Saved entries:
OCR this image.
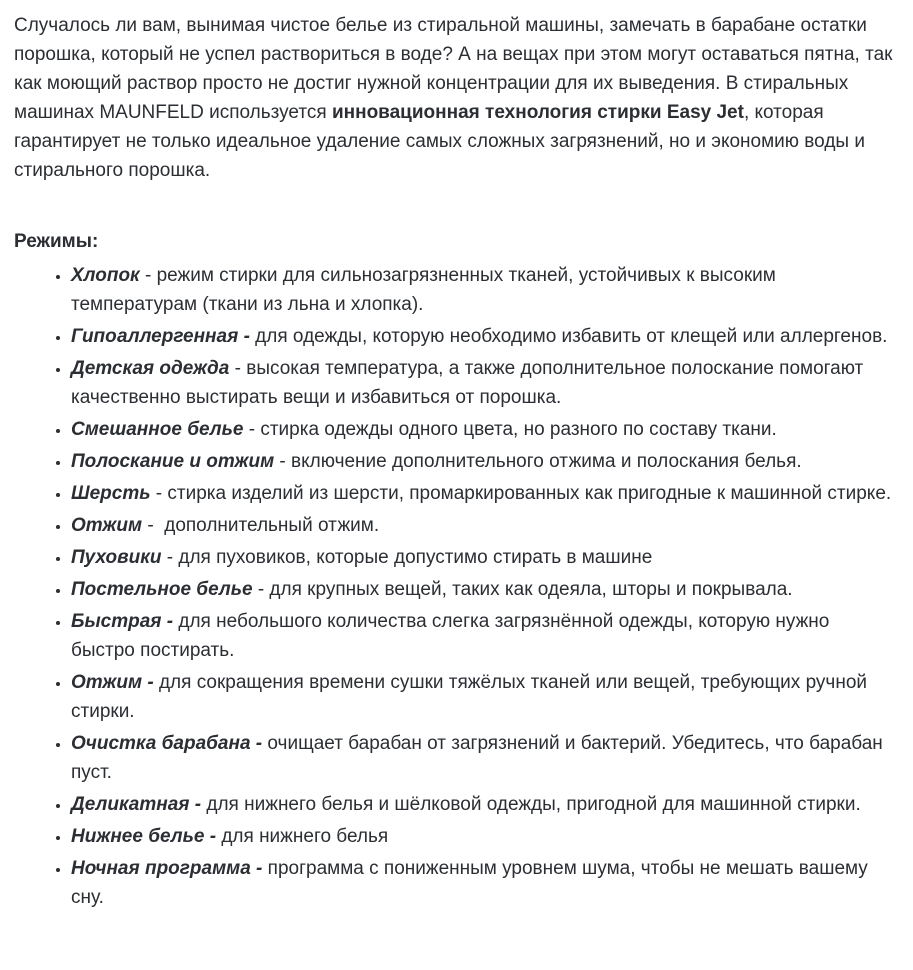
Случалось ли вам, вынимая чистое белье из стиральной машины, замечать в барабане остатки порошка, который не успел раствориться в воде? А на вещах при этом могут оставаться пятна, так как моющий раствор просто не достиг нужной концентрации для их выведения. В стиральных машинах MAUNFELD используется инновационная технология стирки Easy Jet, которая гарантирует не только идеальное удаление самых сложных загрязнений, но и экономию воды и стирального порошка.

Режимы:

• Хлопок - режим стирки для сильнозагрязненных тканей, устойчивых к высоким температурам (ткани из льна и хлопка).
• Гипоаллергенная - для одежды, которую необходимо избавить от клещей или аллергенов.
• Детская одежда - высокая температура, а также дополнительное полоскание помогают качественно выстирать вещи и избавиться от порошка.
• Смешанное белье - стирка одежды одного цвета, но разного по составу ткани.
• Полоскание и отжим - включение дополнительного отжима и полоскания белья.
• Шерсть - стирка изделий из шерсти, промаркированных как пригодные к машинной стирке.
• Отжим -  дополнительный отжим.
• Пуховики - для пуховиков, которые допустимо стирать в машине
• Постельное белье - для крупных вещей, таких как одеяла, шторы и покрывала.
• Быстрая - для небольшого количества слегка загрязнённой одежды, которую нужно быстро постирать.
• Отжим - для сокращения времени сушки тяжёлых тканей или вещей, требующих ручной стирки.
• Очистка барабана - очищает барабан от загрязнений и бактерий. Убедитесь, что барабан пуст.
• Деликатная - для нижнего белья и шёлковой одежды, пригодной для машинной стирки.
• Нижнее белье - для нижнего белья
• Ночная программа - программа с пониженным уровнем шума, чтобы не мешать вашему сну.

● **What to work on**
Go through the records and copy each line with "загрязнений" in it.

● **Output**
Случалось ли вам, вынимая чистое белье из стиральной машины, замечать в барабане остатки порошка, который не успел раствориться в воде? А на вещах при этом могут оставаться пятна, так как моющий раствор просто не достиг нужной концентрации для их выведения. В стиральных машинах MAUNFELD используется инновационная технология стирки Easy Jet, которая гарантирует не только идеальное удаление самых сложных загрязнений, но и экономию воды и стирального порошка.
• Очистка барабана - очищает барабан от загрязнений и бактерий. Убедитесь, что барабан пуст.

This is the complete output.